Challenge -
Reproduce every entry exactly.

Available records -
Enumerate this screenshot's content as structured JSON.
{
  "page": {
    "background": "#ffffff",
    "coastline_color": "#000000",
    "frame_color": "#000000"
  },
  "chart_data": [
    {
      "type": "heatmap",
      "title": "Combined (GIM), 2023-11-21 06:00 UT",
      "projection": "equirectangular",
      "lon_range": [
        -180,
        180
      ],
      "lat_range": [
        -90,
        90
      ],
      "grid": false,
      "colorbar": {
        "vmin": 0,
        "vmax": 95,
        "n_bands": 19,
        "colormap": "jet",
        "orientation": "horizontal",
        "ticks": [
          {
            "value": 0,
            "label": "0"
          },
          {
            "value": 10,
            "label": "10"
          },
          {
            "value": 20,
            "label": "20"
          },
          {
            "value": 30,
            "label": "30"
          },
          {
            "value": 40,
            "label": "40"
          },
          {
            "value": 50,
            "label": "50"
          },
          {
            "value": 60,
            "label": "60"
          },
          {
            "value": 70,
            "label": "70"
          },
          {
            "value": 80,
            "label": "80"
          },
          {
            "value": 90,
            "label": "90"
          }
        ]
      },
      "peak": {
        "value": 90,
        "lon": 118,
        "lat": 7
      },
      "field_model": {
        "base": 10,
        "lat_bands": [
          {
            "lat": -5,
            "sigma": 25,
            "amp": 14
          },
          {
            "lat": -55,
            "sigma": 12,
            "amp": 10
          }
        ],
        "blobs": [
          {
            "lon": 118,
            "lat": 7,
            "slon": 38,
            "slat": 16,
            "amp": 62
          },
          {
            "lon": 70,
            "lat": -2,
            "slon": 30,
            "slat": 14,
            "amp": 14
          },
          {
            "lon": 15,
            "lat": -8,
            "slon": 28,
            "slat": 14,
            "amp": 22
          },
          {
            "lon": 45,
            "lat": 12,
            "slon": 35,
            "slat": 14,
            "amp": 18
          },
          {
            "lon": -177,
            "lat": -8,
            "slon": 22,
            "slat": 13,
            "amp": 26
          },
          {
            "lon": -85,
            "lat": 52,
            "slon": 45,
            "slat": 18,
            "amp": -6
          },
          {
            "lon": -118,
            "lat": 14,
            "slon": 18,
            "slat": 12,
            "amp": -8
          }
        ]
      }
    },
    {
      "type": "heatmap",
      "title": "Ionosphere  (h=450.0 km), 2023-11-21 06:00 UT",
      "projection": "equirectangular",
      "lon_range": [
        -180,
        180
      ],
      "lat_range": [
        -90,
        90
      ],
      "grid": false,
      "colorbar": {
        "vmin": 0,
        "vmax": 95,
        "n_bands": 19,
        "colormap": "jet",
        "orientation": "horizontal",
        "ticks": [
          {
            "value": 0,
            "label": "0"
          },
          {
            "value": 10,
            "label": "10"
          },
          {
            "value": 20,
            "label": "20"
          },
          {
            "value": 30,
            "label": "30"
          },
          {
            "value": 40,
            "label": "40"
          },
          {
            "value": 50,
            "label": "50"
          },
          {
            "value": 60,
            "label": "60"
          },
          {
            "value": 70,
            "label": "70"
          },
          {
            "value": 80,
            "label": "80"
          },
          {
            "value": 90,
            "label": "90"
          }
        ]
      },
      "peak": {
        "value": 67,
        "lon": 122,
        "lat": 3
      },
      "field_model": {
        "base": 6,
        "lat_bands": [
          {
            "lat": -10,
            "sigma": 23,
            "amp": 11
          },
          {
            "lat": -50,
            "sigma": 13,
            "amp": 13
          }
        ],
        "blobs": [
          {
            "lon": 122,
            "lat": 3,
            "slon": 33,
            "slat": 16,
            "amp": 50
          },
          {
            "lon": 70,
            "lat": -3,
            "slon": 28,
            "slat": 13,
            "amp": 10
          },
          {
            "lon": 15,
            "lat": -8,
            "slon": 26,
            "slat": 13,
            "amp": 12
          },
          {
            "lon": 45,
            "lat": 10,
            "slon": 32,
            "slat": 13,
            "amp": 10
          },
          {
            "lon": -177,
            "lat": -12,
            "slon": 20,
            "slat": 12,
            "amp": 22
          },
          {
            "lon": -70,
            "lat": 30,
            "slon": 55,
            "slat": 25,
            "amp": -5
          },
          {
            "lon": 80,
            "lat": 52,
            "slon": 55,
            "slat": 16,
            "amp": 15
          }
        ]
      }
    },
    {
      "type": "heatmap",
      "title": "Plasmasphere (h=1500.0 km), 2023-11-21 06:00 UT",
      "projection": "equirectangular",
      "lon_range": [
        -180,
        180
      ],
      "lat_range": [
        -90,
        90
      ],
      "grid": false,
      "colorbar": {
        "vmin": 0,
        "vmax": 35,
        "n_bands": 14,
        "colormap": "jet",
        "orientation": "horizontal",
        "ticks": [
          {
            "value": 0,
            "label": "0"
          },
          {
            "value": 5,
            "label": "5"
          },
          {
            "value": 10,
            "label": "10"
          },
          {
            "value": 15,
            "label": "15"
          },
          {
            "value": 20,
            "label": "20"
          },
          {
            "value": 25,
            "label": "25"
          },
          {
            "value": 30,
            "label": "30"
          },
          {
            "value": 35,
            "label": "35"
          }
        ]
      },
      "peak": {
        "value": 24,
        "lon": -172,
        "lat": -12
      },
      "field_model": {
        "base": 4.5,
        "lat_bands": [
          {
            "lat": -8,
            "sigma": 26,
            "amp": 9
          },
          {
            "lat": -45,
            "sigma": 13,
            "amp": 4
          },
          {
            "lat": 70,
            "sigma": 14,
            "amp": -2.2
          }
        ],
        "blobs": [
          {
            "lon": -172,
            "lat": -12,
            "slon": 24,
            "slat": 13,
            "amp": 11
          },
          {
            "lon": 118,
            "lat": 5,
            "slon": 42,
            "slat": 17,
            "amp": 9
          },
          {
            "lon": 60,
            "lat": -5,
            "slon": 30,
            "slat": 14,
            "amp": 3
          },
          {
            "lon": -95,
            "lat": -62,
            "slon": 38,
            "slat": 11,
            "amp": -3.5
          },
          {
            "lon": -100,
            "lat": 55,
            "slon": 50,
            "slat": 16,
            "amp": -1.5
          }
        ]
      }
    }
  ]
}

Written response -
Enumerate this screenshot's content as structured JSON.
{
  "page": {
    "background": "#ffffff",
    "coastline_color": "#000000",
    "frame_color": "#000000"
  },
  "chart_data": [
    {
      "type": "heatmap",
      "title": "Combined (GIM), 2023-11-21 06:00 UT",
      "projection": "equirectangular",
      "lon_range": [
        -180,
        180
      ],
      "lat_range": [
        -90,
        90
      ],
      "grid": false,
      "colorbar": {
        "vmin": 0,
        "vmax": 95,
        "n_bands": 19,
        "colormap": "jet",
        "orientation": "horizontal",
        "ticks": [
          {
            "value": 0,
            "label": "0"
          },
          {
            "value": 10,
            "label": "10"
          },
          {
            "value": 20,
            "label": "20"
          },
          {
            "value": 30,
            "label": "30"
          },
          {
            "value": 40,
            "label": "40"
          },
          {
            "value": 50,
            "label": "50"
          },
          {
            "value": 60,
            "label": "60"
          },
          {
            "value": 70,
            "label": "70"
          },
          {
            "value": 80,
            "label": "80"
          },
          {
            "value": 90,
            "label": "90"
          }
        ]
      },
      "peak": {
        "value": 90,
        "lon": 118,
        "lat": 7
      },
      "field_model": {
        "base": 10,
        "lat_bands": [
          {
            "lat": -5,
            "sigma": 25,
            "amp": 14
          },
          {
            "lat": -55,
            "sigma": 12,
            "amp": 10
          }
        ],
        "blobs": [
          {
            "lon": 118,
            "lat": 7,
            "slon": 38,
            "slat": 16,
            "amp": 62
          },
          {
            "lon": 70,
            "lat": -2,
            "slon": 30,
            "slat": 14,
            "amp": 14
          },
          {
            "lon": 15,
            "lat": -8,
            "slon": 28,
            "slat": 14,
            "amp": 22
          },
          {
            "lon": 45,
            "lat": 12,
            "slon": 35,
            "slat": 14,
            "amp": 18
          },
          {
            "lon": -177,
            "lat": -8,
            "slon": 22,
            "slat": 13,
            "amp": 26
          },
          {
            "lon": -85,
            "lat": 52,
            "slon": 45,
            "slat": 18,
            "amp": -6
          },
          {
            "lon": -118,
            "lat": 14,
            "slon": 18,
            "slat": 12,
            "amp": -8
          }
        ]
      }
    },
    {
      "type": "heatmap",
      "title": "Ionosphere  (h=450.0 km), 2023-11-21 06:00 UT",
      "projection": "equirectangular",
      "lon_range": [
        -180,
        180
      ],
      "lat_range": [
        -90,
        90
      ],
      "grid": false,
      "colorbar": {
        "vmin": 0,
        "vmax": 95,
        "n_bands": 19,
        "colormap": "jet",
        "orientation": "horizontal",
        "ticks": [
          {
            "value": 0,
            "label": "0"
          },
          {
            "value": 10,
            "label": "10"
          },
          {
            "value": 20,
            "label": "20"
          },
          {
            "value": 30,
            "label": "30"
          },
          {
            "value": 40,
            "label": "40"
          },
          {
            "value": 50,
            "label": "50"
          },
          {
            "value": 60,
            "label": "60"
          },
          {
            "value": 70,
            "label": "70"
          },
          {
            "value": 80,
            "label": "80"
          },
          {
            "value": 90,
            "label": "90"
          }
        ]
      },
      "peak": {
        "value": 67,
        "lon": 122,
        "lat": 3
      },
      "field_model": {
        "base": 6,
        "lat_bands": [
          {
            "lat": -10,
            "sigma": 23,
            "amp": 11
          },
          {
            "lat": -50,
            "sigma": 13,
            "amp": 13
          }
        ],
        "blobs": [
          {
            "lon": 122,
            "lat": 3,
            "slon": 33,
            "slat": 16,
            "amp": 50
          },
          {
            "lon": 70,
            "lat": -3,
            "slon": 28,
            "slat": 13,
            "amp": 10
          },
          {
            "lon": 15,
            "lat": -8,
            "slon": 26,
            "slat": 13,
            "amp": 12
          },
          {
            "lon": 45,
            "lat": 10,
            "slon": 32,
            "slat": 13,
            "amp": 10
          },
          {
            "lon": -177,
            "lat": -12,
            "slon": 20,
            "slat": 12,
            "amp": 22
          },
          {
            "lon": -70,
            "lat": 30,
            "slon": 55,
            "slat": 25,
            "amp": -5
          },
          {
            "lon": 80,
            "lat": 52,
            "slon": 55,
            "slat": 16,
            "amp": 15
          }
        ]
      }
    },
    {
      "type": "heatmap",
      "title": "Plasmasphere (h=1500.0 km), 2023-11-21 06:00 UT",
      "projection": "equirectangular",
      "lon_range": [
        -180,
        180
      ],
      "lat_range": [
        -90,
        90
      ],
      "grid": false,
      "colorbar": {
        "vmin": 0,
        "vmax": 35,
        "n_bands": 14,
        "colormap": "jet",
        "orientation": "horizontal",
        "ticks": [
          {
            "value": 0,
            "label": "0"
          },
          {
            "value": 5,
            "label": "5"
          },
          {
            "value": 10,
            "label": "10"
          },
          {
            "value": 15,
            "label": "15"
          },
          {
            "value": 20,
            "label": "20"
          },
          {
            "value": 25,
            "label": "25"
          },
          {
            "value": 30,
            "label": "30"
          },
          {
            "value": 35,
            "label": "35"
          }
        ]
      },
      "peak": {
        "value": 24,
        "lon": -172,
        "lat": -12
      },
      "field_model": {
        "base": 4.5,
        "lat_bands": [
          {
            "lat": -8,
            "sigma": 26,
            "amp": 9
          },
          {
            "lat": -45,
            "sigma": 13,
            "amp": 4
          },
          {
            "lat": 70,
            "sigma": 14,
            "amp": -2.2
          }
        ],
        "blobs": [
          {
            "lon": -172,
            "lat": -12,
            "slon": 24,
            "slat": 13,
            "amp": 11
          },
          {
            "lon": 118,
            "lat": 5,
            "slon": 42,
            "slat": 17,
            "amp": 9
          },
          {
            "lon": 60,
            "lat": -5,
            "slon": 30,
            "slat": 14,
            "amp": 3
          },
          {
            "lon": -95,
            "lat": -62,
            "slon": 38,
            "slat": 11,
            "amp": -3.5
          },
          {
            "lon": -100,
            "lat": 55,
            "slon": 50,
            "slat": 16,
            "amp": -1.5
          }
        ]
      }
    }
  ]
}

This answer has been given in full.